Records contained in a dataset
-- -- --
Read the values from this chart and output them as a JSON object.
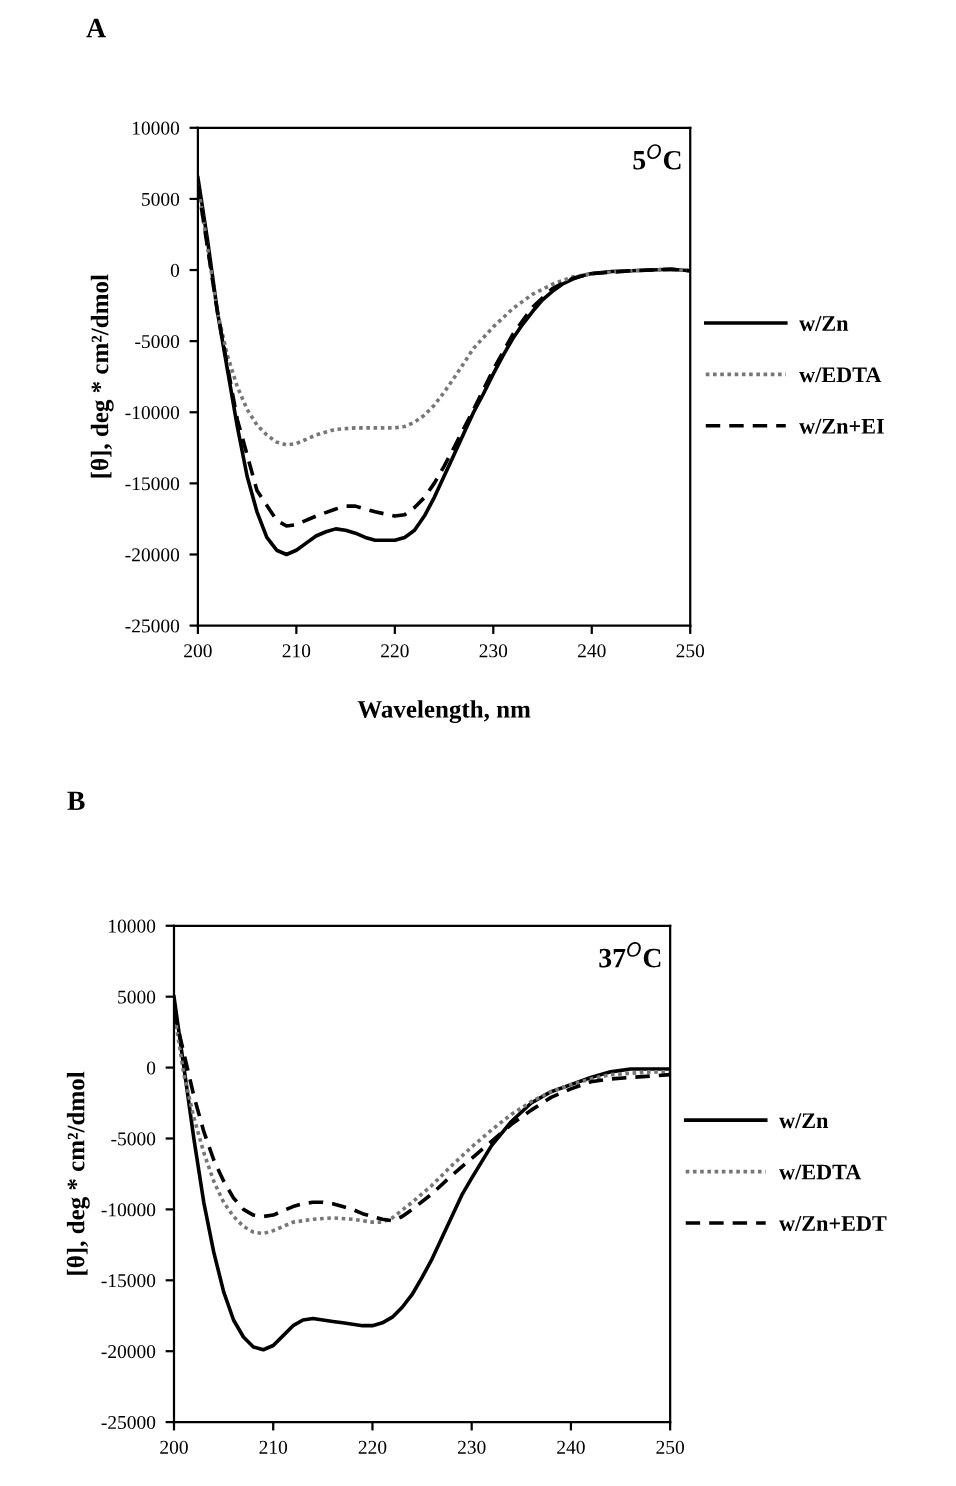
{
  "chart_data": [
    {
      "type": "line",
      "xlabel": "Wavelength, nm",
      "ylabel": "[θ], deg * cm²/dmol",
      "annotations": [
        "A",
        "5$^{O}$C"
      ],
      "xlim": [
        200,
        250
      ],
      "xticks": [
        200,
        210,
        220,
        230,
        240,
        250
      ],
      "ylim": [
        -25000,
        10000
      ],
      "yticks": [
        -25000,
        -20000,
        -15000,
        -10000,
        -5000,
        0,
        5000,
        10000
      ],
      "legend": "right",
      "grid": false,
      "x": [
        200,
        201,
        202,
        203,
        204,
        205,
        206,
        207,
        208,
        209,
        210,
        211,
        212,
        213,
        214,
        215,
        216,
        217,
        218,
        219,
        220,
        221,
        222,
        223,
        224,
        225,
        226,
        227,
        228,
        229,
        230,
        231,
        232,
        233,
        234,
        235,
        236,
        237,
        238,
        239,
        240,
        242,
        244,
        246,
        248,
        250
      ],
      "series": [
        {
          "name": "w/Zn",
          "color": "#000000",
          "line_style": "solid",
          "values": [
            6500,
            2000,
            -3000,
            -7000,
            -11000,
            -14500,
            -17000,
            -18800,
            -19700,
            -20000,
            -19700,
            -19200,
            -18700,
            -18400,
            -18200,
            -18300,
            -18500,
            -18800,
            -19000,
            -19000,
            -19000,
            -18800,
            -18300,
            -17300,
            -16000,
            -14500,
            -13000,
            -11500,
            -10000,
            -8700,
            -7300,
            -6000,
            -4800,
            -3800,
            -2900,
            -2100,
            -1500,
            -1000,
            -650,
            -400,
            -250,
            -100,
            -50,
            0,
            50,
            -50
          ]
        },
        {
          "name": "w/EDTA",
          "color": "#777777",
          "line_style": "dotted",
          "x": [
            200,
            202,
            203,
            204,
            205,
            206,
            207,
            208,
            209,
            210,
            211,
            212,
            214,
            216,
            218,
            220,
            221,
            222,
            223,
            224,
            225,
            226,
            228,
            230,
            232,
            234,
            236,
            238,
            240,
            244,
            248,
            250
          ],
          "values": [
            6000,
            -3000,
            -6000,
            -8200,
            -9800,
            -10900,
            -11600,
            -12100,
            -12300,
            -12200,
            -11900,
            -11600,
            -11200,
            -11100,
            -11100,
            -11100,
            -11000,
            -10700,
            -10200,
            -9500,
            -8600,
            -7600,
            -5500,
            -4000,
            -2700,
            -1700,
            -1000,
            -500,
            -250,
            -50,
            50,
            -50
          ]
        },
        {
          "name": "w/Zn+EI",
          "color": "#000000",
          "line_style": "dashed",
          "x": [
            200,
            202,
            204,
            206,
            208,
            209,
            210,
            212,
            214,
            215,
            216,
            218,
            220,
            221,
            222,
            223,
            224,
            225,
            226,
            228,
            230,
            232,
            234,
            236,
            238,
            240,
            244,
            248,
            250
          ],
          "values": [
            6000,
            -3000,
            -10500,
            -15500,
            -17600,
            -18000,
            -17900,
            -17300,
            -16800,
            -16600,
            -16600,
            -17000,
            -17300,
            -17200,
            -16700,
            -16000,
            -15000,
            -13800,
            -12500,
            -9800,
            -7000,
            -4500,
            -2600,
            -1300,
            -600,
            -250,
            -50,
            50,
            -50
          ]
        }
      ]
    },
    {
      "type": "line",
      "ylabel": "[θ], deg * cm²/dmol",
      "annotations": [
        "B",
        "37$^{O}$C"
      ],
      "xlim": [
        200,
        250
      ],
      "xticks": [
        200,
        210,
        220,
        230,
        240,
        250
      ],
      "ylim": [
        -25000,
        10000
      ],
      "yticks": [
        -25000,
        -20000,
        -15000,
        -10000,
        -5000,
        0,
        5000,
        10000
      ],
      "legend": "right",
      "grid": false,
      "x": [
        200,
        201,
        202,
        203,
        204,
        205,
        206,
        207,
        208,
        209,
        210,
        211,
        212,
        213,
        214,
        215,
        216,
        217,
        218,
        219,
        220,
        221,
        222,
        223,
        224,
        225,
        226,
        227,
        228,
        229,
        230,
        232,
        234,
        236,
        238,
        240,
        242,
        244,
        246,
        248,
        250
      ],
      "series": [
        {
          "name": "w/Zn",
          "color": "#000000",
          "line_style": "solid",
          "values": [
            5000,
            0,
            -5000,
            -9500,
            -13000,
            -15800,
            -17800,
            -19000,
            -19700,
            -19900,
            -19600,
            -18900,
            -18200,
            -17800,
            -17700,
            -17800,
            -17900,
            -18000,
            -18100,
            -18200,
            -18200,
            -18000,
            -17600,
            -16900,
            -16000,
            -14800,
            -13500,
            -12000,
            -10500,
            -9000,
            -7800,
            -5500,
            -3800,
            -2500,
            -1700,
            -1200,
            -700,
            -300,
            -100,
            -100,
            -100
          ]
        },
        {
          "name": "w/EDTA",
          "color": "#777777",
          "line_style": "dotted",
          "x": [
            200,
            201,
            202,
            203,
            204,
            205,
            206,
            207,
            208,
            209,
            210,
            211,
            212,
            214,
            216,
            218,
            220,
            221,
            222,
            224,
            226,
            228,
            230,
            232,
            234,
            236,
            238,
            240,
            242,
            244,
            246,
            248,
            250
          ],
          "values": [
            4000,
            -500,
            -3500,
            -6000,
            -8000,
            -9500,
            -10500,
            -11200,
            -11600,
            -11700,
            -11500,
            -11200,
            -10900,
            -10700,
            -10600,
            -10700,
            -10900,
            -10900,
            -10600,
            -9500,
            -8300,
            -6900,
            -5600,
            -4400,
            -3300,
            -2400,
            -1700,
            -1200,
            -800,
            -500,
            -400,
            -300,
            -300
          ]
        },
        {
          "name": "w/Zn+EDT",
          "color": "#000000",
          "line_style": "dashed",
          "x": [
            200,
            201,
            202,
            203,
            204,
            205,
            206,
            207,
            208,
            209,
            210,
            211,
            212,
            213,
            214,
            215,
            216,
            217,
            218,
            219,
            220,
            221,
            222,
            223,
            224,
            226,
            228,
            230,
            232,
            234,
            236,
            238,
            240,
            242,
            244,
            246,
            248,
            250
          ],
          "values": [
            4000,
            1000,
            -2000,
            -4500,
            -6500,
            -8000,
            -9200,
            -10000,
            -10400,
            -10500,
            -10400,
            -10100,
            -9800,
            -9600,
            -9500,
            -9500,
            -9600,
            -9800,
            -10000,
            -10300,
            -10500,
            -10700,
            -10800,
            -10500,
            -10000,
            -8900,
            -7600,
            -6400,
            -5200,
            -4000,
            -3000,
            -2100,
            -1500,
            -1000,
            -800,
            -700,
            -600,
            -500
          ]
        }
      ]
    }
  ]
}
-- -- --
[EXERCISE GOAL]: Repeat the material above in full and unchanged, minus its images.

[EXERCISE RESPONSE]:
Read the values from this chart and output them as a JSON object.
{
  "chart_data": [
    {
      "type": "line",
      "xlabel": "Wavelength, nm",
      "ylabel": "[θ], deg * cm²/dmol",
      "annotations": [
        "A",
        "5$^{O}$C"
      ],
      "xlim": [
        200,
        250
      ],
      "xticks": [
        200,
        210,
        220,
        230,
        240,
        250
      ],
      "ylim": [
        -25000,
        10000
      ],
      "yticks": [
        -25000,
        -20000,
        -15000,
        -10000,
        -5000,
        0,
        5000,
        10000
      ],
      "legend": "right",
      "grid": false,
      "x": [
        200,
        201,
        202,
        203,
        204,
        205,
        206,
        207,
        208,
        209,
        210,
        211,
        212,
        213,
        214,
        215,
        216,
        217,
        218,
        219,
        220,
        221,
        222,
        223,
        224,
        225,
        226,
        227,
        228,
        229,
        230,
        231,
        232,
        233,
        234,
        235,
        236,
        237,
        238,
        239,
        240,
        242,
        244,
        246,
        248,
        250
      ],
      "series": [
        {
          "name": "w/Zn",
          "color": "#000000",
          "line_style": "solid",
          "values": [
            6500,
            2000,
            -3000,
            -7000,
            -11000,
            -14500,
            -17000,
            -18800,
            -19700,
            -20000,
            -19700,
            -19200,
            -18700,
            -18400,
            -18200,
            -18300,
            -18500,
            -18800,
            -19000,
            -19000,
            -19000,
            -18800,
            -18300,
            -17300,
            -16000,
            -14500,
            -13000,
            -11500,
            -10000,
            -8700,
            -7300,
            -6000,
            -4800,
            -3800,
            -2900,
            -2100,
            -1500,
            -1000,
            -650,
            -400,
            -250,
            -100,
            -50,
            0,
            50,
            -50
          ]
        },
        {
          "name": "w/EDTA",
          "color": "#777777",
          "line_style": "dotted",
          "x": [
            200,
            202,
            203,
            204,
            205,
            206,
            207,
            208,
            209,
            210,
            211,
            212,
            214,
            216,
            218,
            220,
            221,
            222,
            223,
            224,
            225,
            226,
            228,
            230,
            232,
            234,
            236,
            238,
            240,
            244,
            248,
            250
          ],
          "values": [
            6000,
            -3000,
            -6000,
            -8200,
            -9800,
            -10900,
            -11600,
            -12100,
            -12300,
            -12200,
            -11900,
            -11600,
            -11200,
            -11100,
            -11100,
            -11100,
            -11000,
            -10700,
            -10200,
            -9500,
            -8600,
            -7600,
            -5500,
            -4000,
            -2700,
            -1700,
            -1000,
            -500,
            -250,
            -50,
            50,
            -50
          ]
        },
        {
          "name": "w/Zn+EI",
          "color": "#000000",
          "line_style": "dashed",
          "x": [
            200,
            202,
            204,
            206,
            208,
            209,
            210,
            212,
            214,
            215,
            216,
            218,
            220,
            221,
            222,
            223,
            224,
            225,
            226,
            228,
            230,
            232,
            234,
            236,
            238,
            240,
            244,
            248,
            250
          ],
          "values": [
            6000,
            -3000,
            -10500,
            -15500,
            -17600,
            -18000,
            -17900,
            -17300,
            -16800,
            -16600,
            -16600,
            -17000,
            -17300,
            -17200,
            -16700,
            -16000,
            -15000,
            -13800,
            -12500,
            -9800,
            -7000,
            -4500,
            -2600,
            -1300,
            -600,
            -250,
            -50,
            50,
            -50
          ]
        }
      ]
    },
    {
      "type": "line",
      "ylabel": "[θ], deg * cm²/dmol",
      "annotations": [
        "B",
        "37$^{O}$C"
      ],
      "xlim": [
        200,
        250
      ],
      "xticks": [
        200,
        210,
        220,
        230,
        240,
        250
      ],
      "ylim": [
        -25000,
        10000
      ],
      "yticks": [
        -25000,
        -20000,
        -15000,
        -10000,
        -5000,
        0,
        5000,
        10000
      ],
      "legend": "right",
      "grid": false,
      "x": [
        200,
        201,
        202,
        203,
        204,
        205,
        206,
        207,
        208,
        209,
        210,
        211,
        212,
        213,
        214,
        215,
        216,
        217,
        218,
        219,
        220,
        221,
        222,
        223,
        224,
        225,
        226,
        227,
        228,
        229,
        230,
        232,
        234,
        236,
        238,
        240,
        242,
        244,
        246,
        248,
        250
      ],
      "series": [
        {
          "name": "w/Zn",
          "color": "#000000",
          "line_style": "solid",
          "values": [
            5000,
            0,
            -5000,
            -9500,
            -13000,
            -15800,
            -17800,
            -19000,
            -19700,
            -19900,
            -19600,
            -18900,
            -18200,
            -17800,
            -17700,
            -17800,
            -17900,
            -18000,
            -18100,
            -18200,
            -18200,
            -18000,
            -17600,
            -16900,
            -16000,
            -14800,
            -13500,
            -12000,
            -10500,
            -9000,
            -7800,
            -5500,
            -3800,
            -2500,
            -1700,
            -1200,
            -700,
            -300,
            -100,
            -100,
            -100
          ]
        },
        {
          "name": "w/EDTA",
          "color": "#777777",
          "line_style": "dotted",
          "x": [
            200,
            201,
            202,
            203,
            204,
            205,
            206,
            207,
            208,
            209,
            210,
            211,
            212,
            214,
            216,
            218,
            220,
            221,
            222,
            224,
            226,
            228,
            230,
            232,
            234,
            236,
            238,
            240,
            242,
            244,
            246,
            248,
            250
          ],
          "values": [
            4000,
            -500,
            -3500,
            -6000,
            -8000,
            -9500,
            -10500,
            -11200,
            -11600,
            -11700,
            -11500,
            -11200,
            -10900,
            -10700,
            -10600,
            -10700,
            -10900,
            -10900,
            -10600,
            -9500,
            -8300,
            -6900,
            -5600,
            -4400,
            -3300,
            -2400,
            -1700,
            -1200,
            -800,
            -500,
            -400,
            -300,
            -300
          ]
        },
        {
          "name": "w/Zn+EDT",
          "color": "#000000",
          "line_style": "dashed",
          "x": [
            200,
            201,
            202,
            203,
            204,
            205,
            206,
            207,
            208,
            209,
            210,
            211,
            212,
            213,
            214,
            215,
            216,
            217,
            218,
            219,
            220,
            221,
            222,
            223,
            224,
            226,
            228,
            230,
            232,
            234,
            236,
            238,
            240,
            242,
            244,
            246,
            248,
            250
          ],
          "values": [
            4000,
            1000,
            -2000,
            -4500,
            -6500,
            -8000,
            -9200,
            -10000,
            -10400,
            -10500,
            -10400,
            -10100,
            -9800,
            -9600,
            -9500,
            -9500,
            -9600,
            -9800,
            -10000,
            -10300,
            -10500,
            -10700,
            -10800,
            -10500,
            -10000,
            -8900,
            -7600,
            -6400,
            -5200,
            -4000,
            -3000,
            -2100,
            -1500,
            -1000,
            -800,
            -700,
            -600,
            -500
          ]
        }
      ]
    }
  ]
}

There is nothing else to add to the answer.